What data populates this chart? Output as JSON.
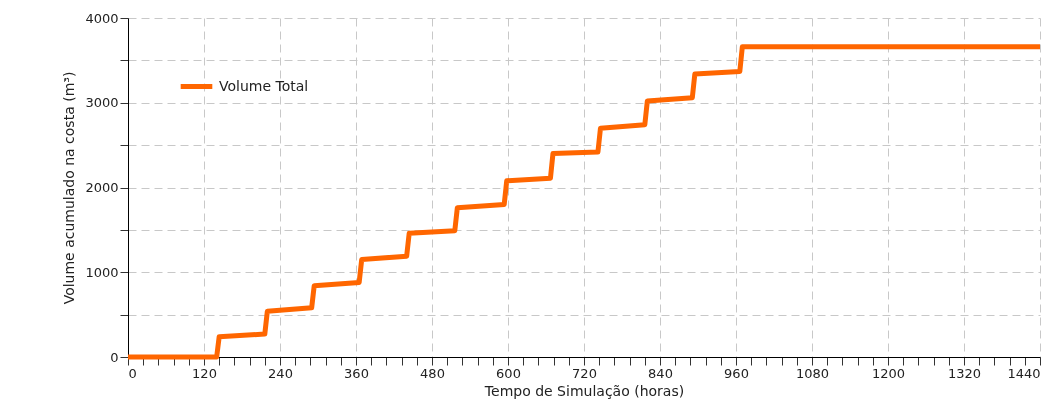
{
  "chart_data": {
    "type": "line",
    "xlabel": "Tempo de Simulação (horas)",
    "ylabel": "Volume acumulado na costa (m³)",
    "x": [
      0,
      140,
      144,
      216,
      220,
      290,
      294,
      365,
      369,
      440,
      444,
      516,
      520,
      594,
      598,
      667,
      671,
      742,
      746,
      816,
      820,
      891,
      895,
      966,
      970,
      1440
    ],
    "series": [
      {
        "name": "Volume Total",
        "color": "#ff6600",
        "values": [
          0,
          0,
          240,
          270,
          540,
          580,
          840,
          880,
          1150,
          1190,
          1460,
          1490,
          1760,
          1800,
          2080,
          2110,
          2400,
          2420,
          2700,
          2740,
          3020,
          3060,
          3340,
          3370,
          3660,
          3660
        ]
      }
    ],
    "xlim": [
      0,
      1440
    ],
    "ylim": [
      0,
      4000
    ],
    "xticks": [
      0,
      {
        "value": 24,
        "label": null
      },
      {
        "value": 48,
        "label": null
      },
      {
        "value": 72,
        "label": null
      },
      {
        "value": 96,
        "label": null
      },
      120,
      {
        "value": 144,
        "label": null
      },
      {
        "value": 168,
        "label": null
      },
      {
        "value": 192,
        "label": null
      },
      {
        "value": 216,
        "label": null
      },
      240,
      {
        "value": 264,
        "label": null
      },
      {
        "value": 288,
        "label": null
      },
      {
        "value": 312,
        "label": null
      },
      {
        "value": 336,
        "label": null
      },
      360,
      {
        "value": 384,
        "label": null
      },
      {
        "value": 408,
        "label": null
      },
      {
        "value": 432,
        "label": null
      },
      {
        "value": 456,
        "label": null
      },
      480,
      {
        "value": 504,
        "label": null
      },
      {
        "value": 528,
        "label": null
      },
      {
        "value": 552,
        "label": null
      },
      {
        "value": 576,
        "label": null
      },
      600,
      {
        "value": 624,
        "label": null
      },
      {
        "value": 648,
        "label": null
      },
      {
        "value": 672,
        "label": null
      },
      {
        "value": 696,
        "label": null
      },
      720,
      {
        "value": 744,
        "label": null
      },
      {
        "value": 768,
        "label": null
      },
      {
        "value": 792,
        "label": null
      },
      {
        "value": 816,
        "label": null
      },
      840,
      {
        "value": 864,
        "label": null
      },
      {
        "value": 888,
        "label": null
      },
      {
        "value": 912,
        "label": null
      },
      {
        "value": 936,
        "label": null
      },
      960,
      {
        "value": 984,
        "label": null
      },
      {
        "value": 1008,
        "label": null
      },
      {
        "value": 1032,
        "label": null
      },
      {
        "value": 1056,
        "label": null
      },
      1080,
      {
        "value": 1104,
        "label": null
      },
      {
        "value": 1128,
        "label": null
      },
      {
        "value": 1152,
        "label": null
      },
      {
        "value": 1176,
        "label": null
      },
      1200,
      {
        "value": 1224,
        "label": null
      },
      {
        "value": 1248,
        "label": null
      },
      {
        "value": 1272,
        "label": null
      },
      {
        "value": 1296,
        "label": null
      },
      1320,
      {
        "value": 1344,
        "label": null
      },
      {
        "value": 1368,
        "label": null
      },
      {
        "value": 1392,
        "label": null
      },
      {
        "value": 1416,
        "label": null
      },
      1440
    ],
    "yticks": [
      0,
      {
        "value": 500,
        "label": null
      },
      1000,
      {
        "value": 1500,
        "label": null
      },
      2000,
      {
        "value": 2500,
        "label": null
      },
      3000,
      {
        "value": 3500,
        "label": null
      },
      4000
    ],
    "grid": true,
    "legend": "top left",
    "marker": "none",
    "line_style": "solid"
  }
}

### TASK OBJECTIVE
Across the entries, how many lines hold the word "Volume"? Say only the number.

### FINISHED TASK
2